= WHAT IS REQUIRED =
Return each line of the listing below unchanged, leaving out the pictures.

++++ SUPPLIED DATA

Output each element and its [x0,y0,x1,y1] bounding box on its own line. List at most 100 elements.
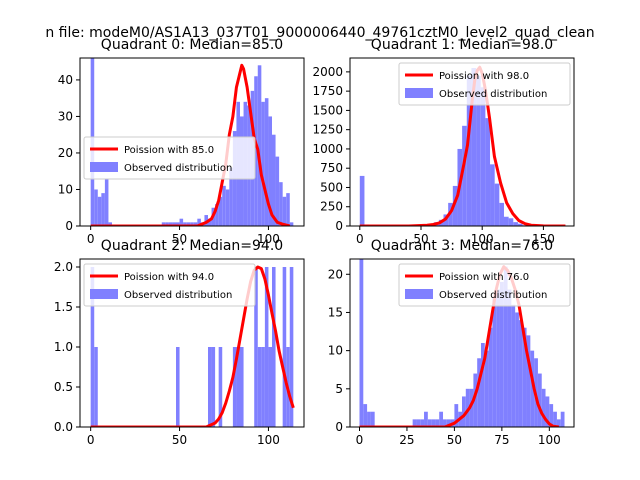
quadrant-0-ytick-label: 20 [58,146,73,160]
quadrant-3-xtick-label: 25 [399,433,414,447]
quadrant-2-xtick-label: 100 [257,433,280,447]
quadrant-0-hist-bar [165,222,169,226]
quadrant-0-hist-bar [186,222,191,226]
quadrant-3-hist-bar [435,419,440,427]
quadrant-0-legend: Poission with 85.0 Observed distribution [83,136,256,180]
quadrant-1-ytick-label: 250 [320,200,343,214]
quadrant-3-hist-bar [424,411,428,427]
quadrant-3-hist-bar [549,404,554,427]
quadrant-1-hist-bar [485,118,491,226]
quadrant-3-ytick-label: 20 [328,267,343,281]
quadrant-2-hist-bar [208,347,212,427]
quadrant-2-hist-bar [268,347,272,427]
quadrant-2-hist-bar [176,347,180,427]
quadrant-3-xtick-label: 0 [356,433,364,447]
quadrant-0-hist-bar [282,196,287,226]
quadrant-3-hist-bar [545,396,550,427]
quadrant-2-hist-bar [264,267,269,427]
quadrant-1-hist-bar [490,164,495,226]
quadrant-2-hist-bar [254,267,258,427]
quadrant-2-ytick-label: 0.0 [54,420,73,434]
quadrant-0-title: Quadrant 0: Median=85.0 [101,37,283,53]
quadrant-3-hist-bar [427,419,432,427]
quadrant-2-plot-area [90,265,295,427]
quadrant-0-legend-box [83,136,256,180]
quadrant-3-hist-bar [553,411,557,427]
quadrant-2-ytick-label: 1.0 [54,340,73,354]
quadrant-3-hist-bar [454,404,459,427]
quadrant-2-hist-bar [261,347,265,427]
quadrant-2-hist-bar [90,267,95,427]
quadrant-1-hist-bar [476,75,481,226]
quadrant-1-ytick-label: 0 [335,219,343,233]
quadrant-0-hist-bar [193,222,198,226]
quadrant-1-hist-bar [471,68,477,226]
quadrant-3-hist-bar [507,289,512,427]
quadrant-3-title: Quadrant 3: Median=76.0 [371,238,553,254]
quadrant-0-ytick-label: 10 [58,182,73,196]
quadrant-2-title: Quadrant 2: Median=94.0 [101,238,283,254]
quadrant-0-hist-bar [289,222,294,226]
quadrant-2-legend: Poission with 94.0 Observed distribution [83,263,256,307]
quadrant-0-hist-bar [204,215,208,226]
quadrant-2-legend-hist-swatch [90,289,118,299]
quadrant-3-legend-hist-label: Observed distribution [439,290,547,301]
quadrant-0-hist-bar [183,222,187,226]
quadrant-2-legend-hist-label: Observed distribution [124,290,232,301]
quadrant-0-hist-bar [161,222,166,226]
quadrant-3-hist-bar [465,388,470,427]
quadrant-3-ytick-label: 10 [328,344,343,358]
quadrant-2-axes-frame [79,258,305,428]
quadrant-1-hist-bar [499,202,504,226]
quadrant-2-xtick-label: 0 [87,433,95,447]
quadrant-3-ytick-label: 0 [335,420,343,434]
quadrant-0-hist-bar [197,218,201,226]
quadrant-2-panel: Quadrant 2: Median=94.0 0 50 100 0.0 0.5 1.0 1… [54,238,305,447]
quadrant-3-hist-bar [462,396,466,427]
quadrant-3-ytick-label: 15 [328,305,343,319]
quadrant-0-hist-bar [215,204,219,226]
quadrant-3-axes-frame [349,258,575,428]
quadrant-2-legend-poisson-label: Poission with 94.0 [124,272,214,283]
quadrant-2-hist-bar [211,347,216,427]
quadrant-0-legend-hist-label: Observed distribution [124,163,232,174]
quadrant-3-hist-bar [439,411,444,427]
quadrant-3-xtick-label: 75 [494,433,509,447]
quadrant-1-ytick-label: 1250 [312,123,343,137]
quadrant-0-hist-bar [268,116,272,226]
quadrant-0-hist-bar [257,65,262,226]
quadrant-3-hist-bar [560,411,565,427]
quadrant-3-hist-bar [556,419,561,427]
quadrant-0-hist-bar [208,218,212,226]
quadrant-1-legend-hist-swatch [405,88,433,98]
quadrant-3-hist-bar [499,281,504,427]
quadrant-0-hist-bar [97,196,102,226]
quadrant-0-hist-bar [254,76,258,226]
quadrant-2-ytick-label: 0.5 [54,380,73,394]
quadrant-3-hist-bar [480,343,485,427]
quadrant-2-hist-bar [232,347,237,427]
quadrant-0-ytick-label: 0 [65,219,73,233]
quadrant-1-hist-bar [508,218,514,226]
quadrant-1-hist-bar [452,185,458,226]
quadrant-2-hist-bar [272,267,276,427]
quadrant-1-hist-bar [466,75,472,226]
quadrant-3-hist-bar [420,419,425,427]
quadrant-1-ytick-label: 750 [320,161,343,175]
quadrant-3-hist-bar [416,419,421,427]
quadrant-1-hist-bar [480,87,486,226]
quadrant-3-hist-bar [431,419,436,427]
quadrant-1-axes-frame [349,57,575,227]
quadrant-2-hist-bar [257,347,262,427]
quadrant-1-ytick-label: 500 [320,180,343,194]
quadrant-1-legend-hist-label: Observed distribution [439,89,547,100]
quadrant-1-xtick-label: 150 [532,232,555,246]
quadrant-3-plot-area [359,259,565,427]
quadrant-3-hist-bar [359,259,364,427]
quadrant-2-hist-bar [282,267,287,427]
quadrant-3-hist-bar [477,358,481,427]
quadrant-0-hist-bar [275,156,280,226]
quadrant-1-title: Quadrant 1: Median=98.0 [371,37,553,53]
quadrant-3-legend: Poission with 76.0 Observed distribution [398,263,571,307]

++++++++

= SOLUTION TO THE EXERCISE =
Output each element and its [x0,y0,x1,y1] bounding box on its own line. List at most 100 elements.
quadrant-0-ytick-label: 20 [58,146,73,160]
quadrant-3-xtick-label: 25 [399,433,414,447]
quadrant-2-xtick-label: 100 [257,433,280,447]
quadrant-0-hist-bar [165,222,169,226]
quadrant-0-hist-bar [186,222,191,226]
quadrant-3-hist-bar [435,419,440,427]
quadrant-0-legend: Poission with 85.0 Observed distribution [83,136,256,180]
quadrant-1-ytick-label: 250 [320,200,343,214]
quadrant-3-hist-bar [424,411,428,427]
quadrant-3-hist-bar [549,404,554,427]
quadrant-1-hist-bar [485,118,491,226]
quadrant-3-ytick-label: 20 [328,267,343,281]
quadrant-2-hist-bar [208,347,212,427]
quadrant-2-hist-bar [268,347,272,427]
quadrant-2-hist-bar [176,347,180,427]
quadrant-3-xtick-label: 0 [356,433,364,447]
quadrant-0-hist-bar [282,196,287,226]
quadrant-3-hist-bar [545,396,550,427]
quadrant-2-hist-bar [264,267,269,427]
quadrant-1-hist-bar [490,164,495,226]
quadrant-2-hist-bar [254,267,258,427]
quadrant-2-ytick-label: 0.0 [54,420,73,434]
quadrant-0-title: Quadrant 0: Median=85.0 [101,37,283,53]
quadrant-3-hist-bar [427,419,432,427]
quadrant-2-plot-area [90,265,295,427]
quadrant-0-legend-box [83,136,256,180]
quadrant-3-hist-bar [553,411,557,427]
quadrant-2-ytick-label: 1.0 [54,340,73,354]
quadrant-3-hist-bar [454,404,459,427]
quadrant-2-hist-bar [261,347,265,427]
quadrant-2-hist-bar [90,267,95,427]
quadrant-1-hist-bar [476,75,481,226]
quadrant-1-ytick-label: 0 [335,219,343,233]
quadrant-0-hist-bar [193,222,198,226]
quadrant-1-hist-bar [471,68,477,226]
quadrant-3-hist-bar [507,289,512,427]
quadrant-3-title: Quadrant 3: Median=76.0 [371,238,553,254]
quadrant-0-ytick-label: 10 [58,182,73,196]
quadrant-2-title: Quadrant 2: Median=94.0 [101,238,283,254]
quadrant-0-hist-bar [289,222,294,226]
quadrant-2-legend: Poission with 94.0 Observed distribution [83,263,256,307]
quadrant-0-hist-bar [204,215,208,226]
quadrant-2-legend-hist-swatch [90,289,118,299]
quadrant-3-legend-hist-label: Observed distribution [439,290,547,301]
quadrant-0-hist-bar [183,222,187,226]
quadrant-2-legend-hist-label: Observed distribution [124,290,232,301]
quadrant-0-hist-bar [161,222,166,226]
quadrant-3-hist-bar [465,388,470,427]
quadrant-3-ytick-label: 10 [328,344,343,358]
quadrant-2-axes-frame [79,258,305,428]
quadrant-1-hist-bar [499,202,504,226]
quadrant-2-xtick-label: 0 [87,433,95,447]
quadrant-3-ytick-label: 0 [335,420,343,434]
quadrant-0-hist-bar [197,218,201,226]
quadrant-2-panel: Quadrant 2: Median=94.0 0 50 100 0.0 0.5 1.0 1… [54,238,305,447]
quadrant-3-hist-bar [462,396,466,427]
quadrant-3-ytick-label: 15 [328,305,343,319]
quadrant-0-hist-bar [215,204,219,226]
quadrant-3-axes-frame [349,258,575,428]
quadrant-2-legend-poisson-label: Poission with 94.0 [124,272,214,283]
quadrant-2-hist-bar [211,347,216,427]
quadrant-0-legend-hist-label: Observed distribution [124,163,232,174]
quadrant-3-hist-bar [439,411,444,427]
quadrant-3-xtick-label: 75 [494,433,509,447]
quadrant-1-ytick-label: 1250 [312,123,343,137]
quadrant-0-hist-bar [268,116,272,226]
quadrant-0-hist-bar [257,65,262,226]
quadrant-3-hist-bar [560,411,565,427]
quadrant-3-hist-bar [556,419,561,427]
quadrant-0-hist-bar [208,218,212,226]
quadrant-1-legend-hist-swatch [405,88,433,98]
quadrant-3-hist-bar [499,281,504,427]
quadrant-0-hist-bar [97,196,102,226]
quadrant-0-hist-bar [254,76,258,226]
quadrant-2-ytick-label: 0.5 [54,380,73,394]
quadrant-3-hist-bar [480,343,485,427]
quadrant-2-hist-bar [232,347,237,427]
quadrant-0-ytick-label: 0 [65,219,73,233]
quadrant-1-hist-bar [508,218,514,226]
quadrant-1-hist-bar [452,185,458,226]
quadrant-2-hist-bar [272,267,276,427]
quadrant-1-hist-bar [466,75,472,226]
quadrant-3-hist-bar [420,419,425,427]
quadrant-1-ytick-label: 750 [320,161,343,175]
quadrant-3-hist-bar [416,419,421,427]
quadrant-1-hist-bar [480,87,486,226]
quadrant-3-hist-bar [431,419,436,427]
quadrant-1-axes-frame [349,57,575,227]
quadrant-2-hist-bar [257,347,262,427]
quadrant-1-ytick-label: 500 [320,180,343,194]
quadrant-1-legend-hist-label: Observed distribution [439,89,547,100]
quadrant-1-xtick-label: 150 [532,232,555,246]
quadrant-3-plot-area [359,259,565,427]
quadrant-3-hist-bar [359,259,364,427]
quadrant-2-hist-bar [282,267,287,427]
quadrant-3-hist-bar [477,358,481,427]
quadrant-0-hist-bar [275,156,280,226]
quadrant-1-title: Quadrant 1: Median=98.0 [371,37,553,53]
quadrant-3-legend: Poission with 76.0 Observed distribution [398,263,571,307]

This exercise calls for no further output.